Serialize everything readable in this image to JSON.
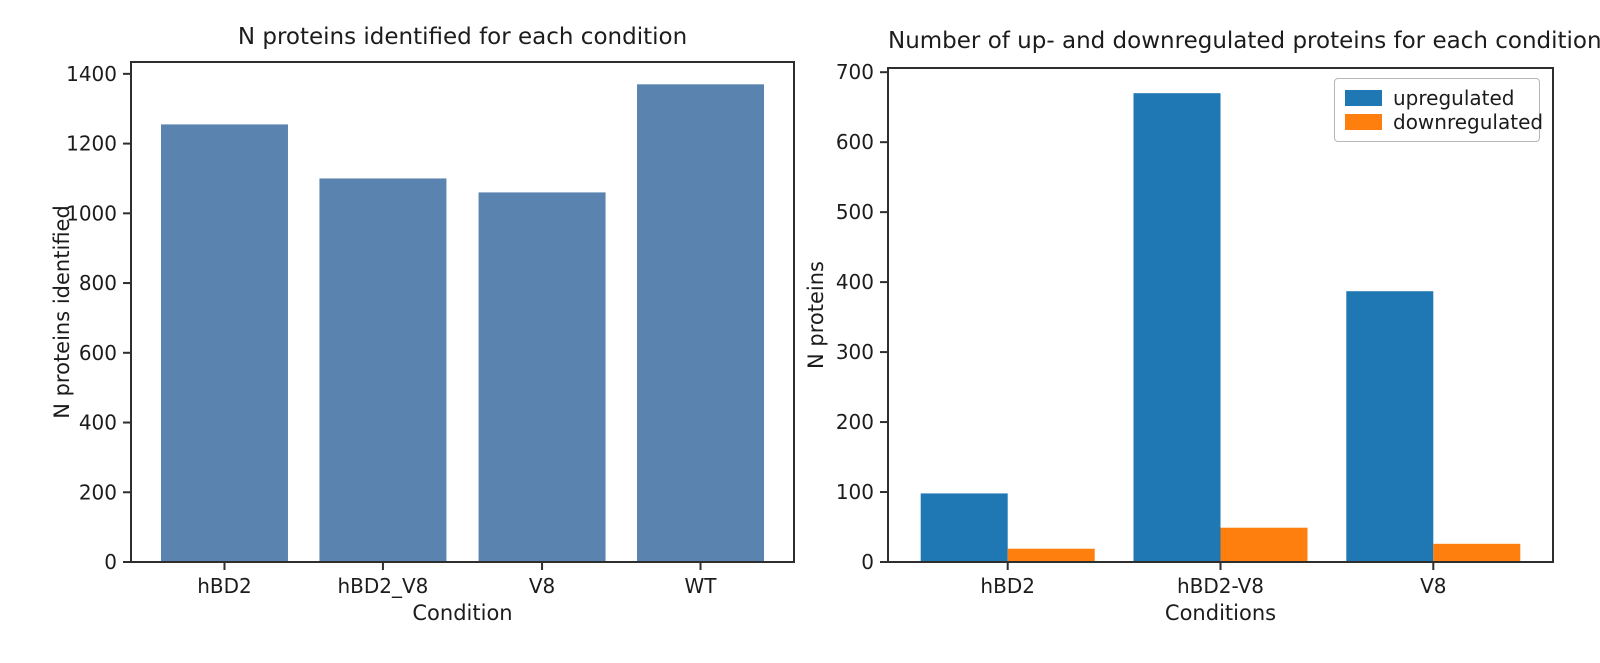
{
  "figure": {
    "background": "#ffffff",
    "spine_color": "#2e2e2e",
    "text_color": "#1c1c1c"
  },
  "chart_data": [
    {
      "type": "bar",
      "title": "N proteins identified for each condition",
      "xlabel": "Condition",
      "ylabel": "N proteins identified",
      "categories": [
        "hBD2",
        "hBD2_V8",
        "V8",
        "WT"
      ],
      "values": [
        1255,
        1100,
        1060,
        1370
      ],
      "ylim": [
        0,
        1400
      ],
      "ytick_step": 200,
      "bar_color": "#5b83b0",
      "grid": false,
      "legend": null
    },
    {
      "type": "bar",
      "title": "Number of up- and downregulated proteins for each condition",
      "xlabel": "Conditions",
      "ylabel": "N proteins",
      "categories": [
        "hBD2",
        "hBD2-V8",
        "V8"
      ],
      "series": [
        {
          "name": "upregulated",
          "color": "#1f77b4",
          "values": [
            98,
            670,
            387
          ]
        },
        {
          "name": "downregulated",
          "color": "#ff7f0e",
          "values": [
            19,
            49,
            26
          ]
        }
      ],
      "ylim": [
        0,
        700
      ],
      "ytick_step": 100,
      "grid": false,
      "legend": {
        "position": "upper right",
        "entries": [
          "upregulated",
          "downregulated"
        ]
      }
    }
  ]
}
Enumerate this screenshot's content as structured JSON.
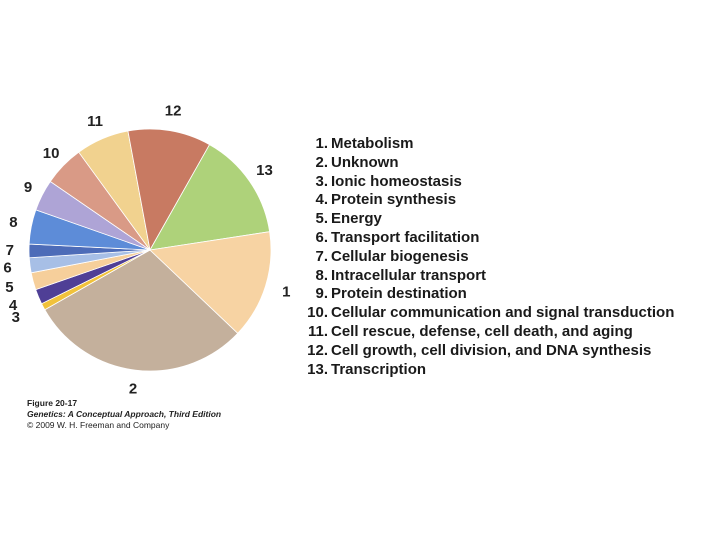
{
  "chart_data": {
    "type": "pie",
    "title": "",
    "slices": [
      {
        "id": "1",
        "label": "Metabolism",
        "value": 14.5,
        "color": "#f7d3a3"
      },
      {
        "id": "2",
        "label": "Unknown",
        "value": 29.7,
        "color": "#c4b09c"
      },
      {
        "id": "3",
        "label": "Ionic homeostasis",
        "value": 0.9,
        "color": "#f1c23b"
      },
      {
        "id": "4",
        "label": "Protein synthesis",
        "value": 2.0,
        "color": "#4f3f96"
      },
      {
        "id": "5",
        "label": "Energy",
        "value": 2.3,
        "color": "#f6cf9b"
      },
      {
        "id": "6",
        "label": "Transport facilitation",
        "value": 2.0,
        "color": "#a7bfe6"
      },
      {
        "id": "7",
        "label": "Cellular biogenesis",
        "value": 1.8,
        "color": "#4d6cb8"
      },
      {
        "id": "8",
        "label": "Intracellular transport",
        "value": 4.6,
        "color": "#5d8cd8"
      },
      {
        "id": "9",
        "label": "Protein destination",
        "value": 4.2,
        "color": "#aea4d6"
      },
      {
        "id": "10",
        "label": "Cellular communication and signal transduction",
        "value": 5.4,
        "color": "#d99a86"
      },
      {
        "id": "11",
        "label": "Cell rescue, defense, cell death, and aging",
        "value": 7.1,
        "color": "#f1d28f"
      },
      {
        "id": "12",
        "label": "Cell growth, cell division, and DNA synthesis",
        "value": 11.1,
        "color": "#c87a62"
      },
      {
        "id": "13",
        "label": "Transcription",
        "value": 14.4,
        "color": "#aed27a"
      }
    ]
  },
  "legend": [
    {
      "num": "1.",
      "text": "Metabolism"
    },
    {
      "num": "2.",
      "text": "Unknown"
    },
    {
      "num": "3.",
      "text": "Ionic homeostasis"
    },
    {
      "num": "4.",
      "text": "Protein synthesis"
    },
    {
      "num": "5.",
      "text": "Energy"
    },
    {
      "num": "6.",
      "text": "Transport facilitation"
    },
    {
      "num": "7.",
      "text": "Cellular biogenesis"
    },
    {
      "num": "8.",
      "text": "Intracellular transport"
    },
    {
      "num": "9.",
      "text": "Protein destination"
    },
    {
      "num": "10.",
      "text": "Cellular communication and signal transduction"
    },
    {
      "num": "11.",
      "text": "Cell rescue, defense, cell death, and aging"
    },
    {
      "num": "12.",
      "text": "Cell growth, cell division, and DNA synthesis"
    },
    {
      "num": "13.",
      "text": "Transcription"
    }
  ],
  "caption": {
    "figure": "Figure 20-17",
    "book": "Genetics: A Conceptual Approach, Third Edition",
    "copyright": "© 2009 W. H. Freeman and Company"
  }
}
____
EXERCISE INSTRUCTIONS.
Say how many lines of the data include the word "Ionic". Nothing other than the number should be given.

ANSWER BOX.
2